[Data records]
_ _ _ _ _
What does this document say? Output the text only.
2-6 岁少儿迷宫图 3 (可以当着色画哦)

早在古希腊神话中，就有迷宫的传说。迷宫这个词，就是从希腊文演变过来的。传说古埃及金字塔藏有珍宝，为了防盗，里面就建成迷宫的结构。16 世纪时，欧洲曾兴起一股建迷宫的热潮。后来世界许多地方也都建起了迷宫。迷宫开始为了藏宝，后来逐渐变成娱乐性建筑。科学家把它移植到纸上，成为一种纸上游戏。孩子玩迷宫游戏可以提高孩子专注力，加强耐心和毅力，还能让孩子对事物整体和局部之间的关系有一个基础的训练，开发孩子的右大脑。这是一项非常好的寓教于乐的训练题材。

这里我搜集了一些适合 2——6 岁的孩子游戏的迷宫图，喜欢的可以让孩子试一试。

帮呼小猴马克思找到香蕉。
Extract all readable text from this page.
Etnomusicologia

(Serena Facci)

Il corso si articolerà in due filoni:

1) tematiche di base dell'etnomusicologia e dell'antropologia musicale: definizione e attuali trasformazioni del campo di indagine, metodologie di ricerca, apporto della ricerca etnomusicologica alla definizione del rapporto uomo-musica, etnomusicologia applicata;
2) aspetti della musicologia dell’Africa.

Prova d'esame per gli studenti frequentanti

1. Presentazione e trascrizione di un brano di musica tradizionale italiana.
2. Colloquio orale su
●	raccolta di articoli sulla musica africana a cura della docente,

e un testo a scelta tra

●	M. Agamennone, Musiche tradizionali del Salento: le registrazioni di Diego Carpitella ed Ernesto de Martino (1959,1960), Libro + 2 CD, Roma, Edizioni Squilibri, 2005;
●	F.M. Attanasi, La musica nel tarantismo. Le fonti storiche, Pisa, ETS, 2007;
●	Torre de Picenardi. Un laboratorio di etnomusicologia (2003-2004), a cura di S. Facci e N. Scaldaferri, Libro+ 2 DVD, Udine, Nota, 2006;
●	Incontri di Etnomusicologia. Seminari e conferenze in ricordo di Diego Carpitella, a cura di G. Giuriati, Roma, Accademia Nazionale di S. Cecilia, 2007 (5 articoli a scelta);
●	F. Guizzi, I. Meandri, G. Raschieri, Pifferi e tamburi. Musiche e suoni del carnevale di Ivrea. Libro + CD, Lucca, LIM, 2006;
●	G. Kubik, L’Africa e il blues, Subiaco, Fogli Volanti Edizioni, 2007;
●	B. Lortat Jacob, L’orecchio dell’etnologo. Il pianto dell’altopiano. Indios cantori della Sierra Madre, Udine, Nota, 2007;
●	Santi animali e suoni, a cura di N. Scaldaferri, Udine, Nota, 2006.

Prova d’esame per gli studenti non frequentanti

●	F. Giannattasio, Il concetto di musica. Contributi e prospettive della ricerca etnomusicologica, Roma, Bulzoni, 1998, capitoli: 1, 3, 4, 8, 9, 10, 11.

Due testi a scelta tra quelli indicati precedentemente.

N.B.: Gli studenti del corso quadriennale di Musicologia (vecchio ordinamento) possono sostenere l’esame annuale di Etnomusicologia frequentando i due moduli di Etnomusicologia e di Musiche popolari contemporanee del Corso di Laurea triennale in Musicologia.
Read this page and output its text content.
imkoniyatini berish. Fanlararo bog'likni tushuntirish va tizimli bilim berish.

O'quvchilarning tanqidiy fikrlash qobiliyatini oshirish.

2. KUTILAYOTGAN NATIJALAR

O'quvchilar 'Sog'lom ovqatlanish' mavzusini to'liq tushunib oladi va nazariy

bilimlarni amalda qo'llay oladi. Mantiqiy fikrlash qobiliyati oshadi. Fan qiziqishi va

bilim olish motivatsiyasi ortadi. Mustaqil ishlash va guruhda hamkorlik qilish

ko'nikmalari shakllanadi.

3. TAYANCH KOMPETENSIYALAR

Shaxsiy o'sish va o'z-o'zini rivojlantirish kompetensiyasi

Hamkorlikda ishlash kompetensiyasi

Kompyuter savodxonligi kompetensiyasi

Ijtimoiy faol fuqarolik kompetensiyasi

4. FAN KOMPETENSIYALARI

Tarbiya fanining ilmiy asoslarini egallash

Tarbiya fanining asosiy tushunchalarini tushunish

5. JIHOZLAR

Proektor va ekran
_ _ _ _ _
Your task is to give the records above again, exactly.

What does this document say? Output the text only.
2-6 岁少儿迷宫图 3 (可以当着色画哦)

早在古希腊神话中，就有迷宫的传说。迷宫这个词，就是从希腊文演变过来的。传说古埃及金字塔藏有珍宝，为了防盗，里面就建成迷宫的结构。16 世纪时，欧洲曾兴起一股建迷宫的热潮。后来世界许多地方也都建起了迷宫。迷宫开始为了藏宝，后来逐渐变成娱乐性建筑。科学家把它移植到纸上，成为一种纸上游戏。孩子玩迷宫游戏可以提高孩子专注力，加强耐心和毅力，还能让孩子对事物整体和局部之间的关系有一个基础的训练，开发孩子的右大脑。这是一项非常好的寓教于乐的训练题材。

这里我搜集了一些适合 2——6 岁的孩子游戏的迷宫图，喜欢的可以让孩子试一试。

帮呼小猴马克思找到香蕉。
Extract all readable text from this page.
Etnomusicologia

(Serena Facci)

Il corso si articolerà in due filoni:

1) tematiche di base dell'etnomusicologia e dell'antropologia musicale: definizione e attuali trasformazioni del campo di indagine, metodologie di ricerca, apporto della ricerca etnomusicologica alla definizione del rapporto uomo-musica, etnomusicologia applicata;
2) aspetti della musicologia dell’Africa.

Prova d'esame per gli studenti frequentanti

1. Presentazione e trascrizione di un brano di musica tradizionale italiana.
2. Colloquio orale su
●	raccolta di articoli sulla musica africana a cura della docente,

e un testo a scelta tra

●	M. Agamennone, Musiche tradizionali del Salento: le registrazioni di Diego Carpitella ed Ernesto de Martino (1959,1960), Libro + 2 CD, Roma, Edizioni Squilibri, 2005;
●	F.M. Attanasi, La musica nel tarantismo. Le fonti storiche, Pisa, ETS, 2007;
●	Torre de Picenardi. Un laboratorio di etnomusicologia (2003-2004), a cura di S. Facci e N. Scaldaferri, Libro+ 2 DVD, Udine, Nota, 2006;
●	Incontri di Etnomusicologia. Seminari e conferenze in ricordo di Diego Carpitella, a cura di G. Giuriati, Roma, Accademia Nazionale di S. Cecilia, 2007 (5 articoli a scelta);
●	F. Guizzi, I. Meandri, G. Raschieri, Pifferi e tamburi. Musiche e suoni del carnevale di Ivrea. Libro + CD, Lucca, LIM, 2006;
●	G. Kubik, L’Africa e il blues, Subiaco, Fogli Volanti Edizioni, 2007;
●	B. Lortat Jacob, L’orecchio dell’etnologo. Il pianto dell’altopiano. Indios cantori della Sierra Madre, Udine, Nota, 2007;
●	Santi animali e suoni, a cura di N. Scaldaferri, Udine, Nota, 2006.

Prova d’esame per gli studenti non frequentanti

●	F. Giannattasio, Il concetto di musica. Contributi e prospettive della ricerca etnomusicologica, Roma, Bulzoni, 1998, capitoli: 1, 3, 4, 8, 9, 10, 11.

Due testi a scelta tra quelli indicati precedentemente.

N.B.: Gli studenti del corso quadriennale di Musicologia (vecchio ordinamento) possono sostenere l’esame annuale di Etnomusicologia frequentando i due moduli di Etnomusicologia e di Musiche popolari contemporanee del Corso di Laurea triennale in Musicologia.
Read this page and output its text content.
imkoniyatini berish. Fanlararo bog'likni tushuntirish va tizimli bilim berish.

O'quvchilarning tanqidiy fikrlash qobiliyatini oshirish.

2. KUTILAYOTGAN NATIJALAR

O'quvchilar 'Sog'lom ovqatlanish' mavzusini to'liq tushunib oladi va nazariy

bilimlarni amalda qo'llay oladi. Mantiqiy fikrlash qobiliyati oshadi. Fan qiziqishi va

bilim olish motivatsiyasi ortadi. Mustaqil ishlash va guruhda hamkorlik qilish

ko'nikmalari shakllanadi.

3. TAYANCH KOMPETENSIYALAR

Shaxsiy o'sish va o'z-o'zini rivojlantirish kompetensiyasi

Hamkorlikda ishlash kompetensiyasi

Kompyuter savodxonligi kompetensiyasi

Ijtimoiy faol fuqarolik kompetensiyasi

4. FAN KOMPETENSIYALARI

Tarbiya fanining ilmiy asoslarini egallash

Tarbiya fanining asosiy tushunchalarini tushunish

5. JIHOZLAR

Proektor va ekran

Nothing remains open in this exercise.